> Given entries:
☆ ☆ ☆

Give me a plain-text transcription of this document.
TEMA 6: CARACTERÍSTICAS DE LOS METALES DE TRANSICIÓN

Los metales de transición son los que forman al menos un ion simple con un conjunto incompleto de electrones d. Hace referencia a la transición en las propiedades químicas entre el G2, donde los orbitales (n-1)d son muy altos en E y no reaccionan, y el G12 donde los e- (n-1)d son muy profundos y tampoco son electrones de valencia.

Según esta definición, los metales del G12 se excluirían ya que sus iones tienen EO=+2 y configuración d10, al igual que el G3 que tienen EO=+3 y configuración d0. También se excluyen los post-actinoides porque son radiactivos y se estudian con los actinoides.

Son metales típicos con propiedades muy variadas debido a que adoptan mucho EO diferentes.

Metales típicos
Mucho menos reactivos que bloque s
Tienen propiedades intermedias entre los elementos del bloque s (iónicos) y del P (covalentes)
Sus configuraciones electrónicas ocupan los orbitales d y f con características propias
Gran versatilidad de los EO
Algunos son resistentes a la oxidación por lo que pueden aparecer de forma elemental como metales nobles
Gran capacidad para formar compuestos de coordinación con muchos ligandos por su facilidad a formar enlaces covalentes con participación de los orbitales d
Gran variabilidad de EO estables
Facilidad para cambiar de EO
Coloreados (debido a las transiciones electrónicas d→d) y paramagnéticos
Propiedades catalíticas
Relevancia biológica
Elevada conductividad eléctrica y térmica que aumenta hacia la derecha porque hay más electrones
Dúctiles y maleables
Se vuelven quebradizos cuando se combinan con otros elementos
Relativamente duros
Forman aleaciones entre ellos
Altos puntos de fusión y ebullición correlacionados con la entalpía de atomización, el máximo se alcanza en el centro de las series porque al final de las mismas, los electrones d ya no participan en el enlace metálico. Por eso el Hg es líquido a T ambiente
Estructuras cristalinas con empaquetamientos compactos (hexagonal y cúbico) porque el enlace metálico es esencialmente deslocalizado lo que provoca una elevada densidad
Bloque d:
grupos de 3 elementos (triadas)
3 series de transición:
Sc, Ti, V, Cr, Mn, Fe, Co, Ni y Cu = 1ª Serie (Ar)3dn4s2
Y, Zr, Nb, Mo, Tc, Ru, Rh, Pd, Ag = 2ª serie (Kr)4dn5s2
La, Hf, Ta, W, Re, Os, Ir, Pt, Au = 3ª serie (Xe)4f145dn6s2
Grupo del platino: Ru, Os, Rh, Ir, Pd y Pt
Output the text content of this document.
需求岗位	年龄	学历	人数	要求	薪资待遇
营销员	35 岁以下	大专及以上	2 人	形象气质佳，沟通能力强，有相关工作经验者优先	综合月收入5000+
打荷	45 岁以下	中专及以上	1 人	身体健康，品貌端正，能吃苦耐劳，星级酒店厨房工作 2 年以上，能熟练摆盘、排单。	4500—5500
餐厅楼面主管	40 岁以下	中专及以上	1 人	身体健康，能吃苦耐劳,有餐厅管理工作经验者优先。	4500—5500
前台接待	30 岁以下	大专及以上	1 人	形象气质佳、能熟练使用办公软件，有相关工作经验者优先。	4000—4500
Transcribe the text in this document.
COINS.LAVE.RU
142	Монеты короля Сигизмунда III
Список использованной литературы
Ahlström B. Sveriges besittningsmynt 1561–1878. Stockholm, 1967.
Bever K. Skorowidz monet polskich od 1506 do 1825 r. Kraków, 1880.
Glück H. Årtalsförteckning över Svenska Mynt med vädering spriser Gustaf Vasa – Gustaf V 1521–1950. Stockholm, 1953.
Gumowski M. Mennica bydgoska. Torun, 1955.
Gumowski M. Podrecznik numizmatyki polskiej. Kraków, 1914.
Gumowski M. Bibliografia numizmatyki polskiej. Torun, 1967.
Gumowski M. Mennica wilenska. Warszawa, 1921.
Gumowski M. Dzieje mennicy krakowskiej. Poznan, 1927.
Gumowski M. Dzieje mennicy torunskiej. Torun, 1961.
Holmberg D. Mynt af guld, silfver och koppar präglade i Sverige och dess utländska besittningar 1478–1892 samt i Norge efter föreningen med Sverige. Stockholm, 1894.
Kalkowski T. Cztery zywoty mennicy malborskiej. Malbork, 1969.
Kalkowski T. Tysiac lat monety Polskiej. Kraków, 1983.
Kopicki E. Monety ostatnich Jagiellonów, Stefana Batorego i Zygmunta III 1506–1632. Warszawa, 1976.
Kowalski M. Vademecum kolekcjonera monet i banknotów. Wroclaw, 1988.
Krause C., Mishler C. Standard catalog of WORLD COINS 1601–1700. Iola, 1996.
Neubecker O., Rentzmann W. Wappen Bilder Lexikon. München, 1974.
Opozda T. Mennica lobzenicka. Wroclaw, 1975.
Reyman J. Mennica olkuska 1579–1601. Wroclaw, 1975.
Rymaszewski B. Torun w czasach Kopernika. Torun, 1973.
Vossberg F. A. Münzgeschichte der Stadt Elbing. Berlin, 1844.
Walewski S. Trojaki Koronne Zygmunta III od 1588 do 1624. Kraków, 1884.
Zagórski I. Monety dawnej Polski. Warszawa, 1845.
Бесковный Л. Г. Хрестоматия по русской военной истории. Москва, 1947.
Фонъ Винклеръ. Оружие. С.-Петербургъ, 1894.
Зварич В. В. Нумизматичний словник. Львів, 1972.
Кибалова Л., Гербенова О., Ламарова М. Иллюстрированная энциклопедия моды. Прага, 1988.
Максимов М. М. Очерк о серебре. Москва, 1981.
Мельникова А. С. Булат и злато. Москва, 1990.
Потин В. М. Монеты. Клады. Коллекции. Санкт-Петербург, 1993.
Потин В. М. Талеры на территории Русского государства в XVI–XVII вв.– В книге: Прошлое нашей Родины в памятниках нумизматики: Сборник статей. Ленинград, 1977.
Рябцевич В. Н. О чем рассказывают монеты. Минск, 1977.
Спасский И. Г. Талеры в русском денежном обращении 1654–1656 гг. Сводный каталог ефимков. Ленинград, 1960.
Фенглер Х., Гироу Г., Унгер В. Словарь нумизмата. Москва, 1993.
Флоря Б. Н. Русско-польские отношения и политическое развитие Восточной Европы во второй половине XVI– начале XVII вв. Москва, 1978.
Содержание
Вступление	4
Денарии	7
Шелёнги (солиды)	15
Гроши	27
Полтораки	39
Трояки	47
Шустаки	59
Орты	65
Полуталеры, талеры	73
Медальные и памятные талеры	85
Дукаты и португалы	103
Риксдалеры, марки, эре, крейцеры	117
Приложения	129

☆ ☆ ☆

> Work to complete:
Set down the material above again, word for word.

> Final result:
Give me a plain-text transcription of this document.
TEMA 6: CARACTERÍSTICAS DE LOS METALES DE TRANSICIÓN

Los metales de transición son los que forman al menos un ion simple con un conjunto incompleto de electrones d. Hace referencia a la transición en las propiedades químicas entre el G2, donde los orbitales (n-1)d son muy altos en E y no reaccionan, y el G12 donde los e- (n-1)d son muy profundos y tampoco son electrones de valencia.

Según esta definición, los metales del G12 se excluirían ya que sus iones tienen EO=+2 y configuración d10, al igual que el G3 que tienen EO=+3 y configuración d0. También se excluyen los post-actinoides porque son radiactivos y se estudian con los actinoides.

Son metales típicos con propiedades muy variadas debido a que adoptan mucho EO diferentes.

Metales típicos
Mucho menos reactivos que bloque s
Tienen propiedades intermedias entre los elementos del bloque s (iónicos) y del P (covalentes)
Sus configuraciones electrónicas ocupan los orbitales d y f con características propias
Gran versatilidad de los EO
Algunos son resistentes a la oxidación por lo que pueden aparecer de forma elemental como metales nobles
Gran capacidad para formar compuestos de coordinación con muchos ligandos por su facilidad a formar enlaces covalentes con participación de los orbitales d
Gran variabilidad de EO estables
Facilidad para cambiar de EO
Coloreados (debido a las transiciones electrónicas d→d) y paramagnéticos
Propiedades catalíticas
Relevancia biológica
Elevada conductividad eléctrica y térmica que aumenta hacia la derecha porque hay más electrones
Dúctiles y maleables
Se vuelven quebradizos cuando se combinan con otros elementos
Relativamente duros
Forman aleaciones entre ellos
Altos puntos de fusión y ebullición correlacionados con la entalpía de atomización, el máximo se alcanza en el centro de las series porque al final de las mismas, los electrones d ya no participan en el enlace metálico. Por eso el Hg es líquido a T ambiente
Estructuras cristalinas con empaquetamientos compactos (hexagonal y cúbico) porque el enlace metálico es esencialmente deslocalizado lo que provoca una elevada densidad
Bloque d:
grupos de 3 elementos (triadas)
3 series de transición:
Sc, Ti, V, Cr, Mn, Fe, Co, Ni y Cu = 1ª Serie (Ar)3dn4s2
Y, Zr, Nb, Mo, Tc, Ru, Rh, Pd, Ag = 2ª serie (Kr)4dn5s2
La, Hf, Ta, W, Re, Os, Ir, Pt, Au = 3ª serie (Xe)4f145dn6s2
Grupo del platino: Ru, Os, Rh, Ir, Pd y Pt
Output the text content of this document.
需求岗位	年龄	学历	人数	要求	薪资待遇
营销员	35 岁以下	大专及以上	2 人	形象气质佳，沟通能力强，有相关工作经验者优先	综合月收入5000+
打荷	45 岁以下	中专及以上	1 人	身体健康，品貌端正，能吃苦耐劳，星级酒店厨房工作 2 年以上，能熟练摆盘、排单。	4500—5500
餐厅楼面主管	40 岁以下	中专及以上	1 人	身体健康，能吃苦耐劳,有餐厅管理工作经验者优先。	4500—5500
前台接待	30 岁以下	大专及以上	1 人	形象气质佳、能熟练使用办公软件，有相关工作经验者优先。	4000—4500
Transcribe the text in this document.
COINS.LAVE.RU
142	Монеты короля Сигизмунда III
Список использованной литературы
Ahlström B. Sveriges besittningsmynt 1561–1878. Stockholm, 1967.
Bever K. Skorowidz monet polskich od 1506 do 1825 r. Kraków, 1880.
Glück H. Årtalsförteckning över Svenska Mynt med vädering spriser Gustaf Vasa – Gustaf V 1521–1950. Stockholm, 1953.
Gumowski M. Mennica bydgoska. Torun, 1955.
Gumowski M. Podrecznik numizmatyki polskiej. Kraków, 1914.
Gumowski M. Bibliografia numizmatyki polskiej. Torun, 1967.
Gumowski M. Mennica wilenska. Warszawa, 1921.
Gumowski M. Dzieje mennicy krakowskiej. Poznan, 1927.
Gumowski M. Dzieje mennicy torunskiej. Torun, 1961.
Holmberg D. Mynt af guld, silfver och koppar präglade i Sverige och dess utländska besittningar 1478–1892 samt i Norge efter föreningen med Sverige. Stockholm, 1894.
Kalkowski T. Cztery zywoty mennicy malborskiej. Malbork, 1969.
Kalkowski T. Tysiac lat monety Polskiej. Kraków, 1983.
Kopicki E. Monety ostatnich Jagiellonów, Stefana Batorego i Zygmunta III 1506–1632. Warszawa, 1976.
Kowalski M. Vademecum kolekcjonera monet i banknotów. Wroclaw, 1988.
Krause C., Mishler C. Standard catalog of WORLD COINS 1601–1700. Iola, 1996.
Neubecker O., Rentzmann W. Wappen Bilder Lexikon. München, 1974.
Opozda T. Mennica lobzenicka. Wroclaw, 1975.
Reyman J. Mennica olkuska 1579–1601. Wroclaw, 1975.
Rymaszewski B. Torun w czasach Kopernika. Torun, 1973.
Vossberg F. A. Münzgeschichte der Stadt Elbing. Berlin, 1844.
Walewski S. Trojaki Koronne Zygmunta III od 1588 do 1624. Kraków, 1884.
Zagórski I. Monety dawnej Polski. Warszawa, 1845.
Бесковный Л. Г. Хрестоматия по русской военной истории. Москва, 1947.
Фонъ Винклеръ. Оружие. С.-Петербургъ, 1894.
Зварич В. В. Нумизматичний словник. Львів, 1972.
Кибалова Л., Гербенова О., Ламарова М. Иллюстрированная энциклопедия моды. Прага, 1988.
Максимов М. М. Очерк о серебре. Москва, 1981.
Мельникова А. С. Булат и злато. Москва, 1990.
Потин В. М. Монеты. Клады. Коллекции. Санкт-Петербург, 1993.
Потин В. М. Талеры на территории Русского государства в XVI–XVII вв.– В книге: Прошлое нашей Родины в памятниках нумизматики: Сборник статей. Ленинград, 1977.
Рябцевич В. Н. О чем рассказывают монеты. Минск, 1977.
Спасский И. Г. Талеры в русском денежном обращении 1654–1656 гг. Сводный каталог ефимков. Ленинград, 1960.
Фенглер Х., Гироу Г., Унгер В. Словарь нумизмата. Москва, 1993.
Флоря Б. Н. Русско-польские отношения и политическое развитие Восточной Европы во второй половине XVI– начале XVII вв. Москва, 1978.
Содержание
Вступление	4
Денарии	7
Шелёнги (солиды)	15
Гроши	27
Полтораки	39
Трояки	47
Шустаки	59
Орты	65
Полуталеры, талеры	73
Медальные и памятные талеры	85
Дукаты и португалы	103
Риксдалеры, марки, эре, крейцеры	117
Приложения	129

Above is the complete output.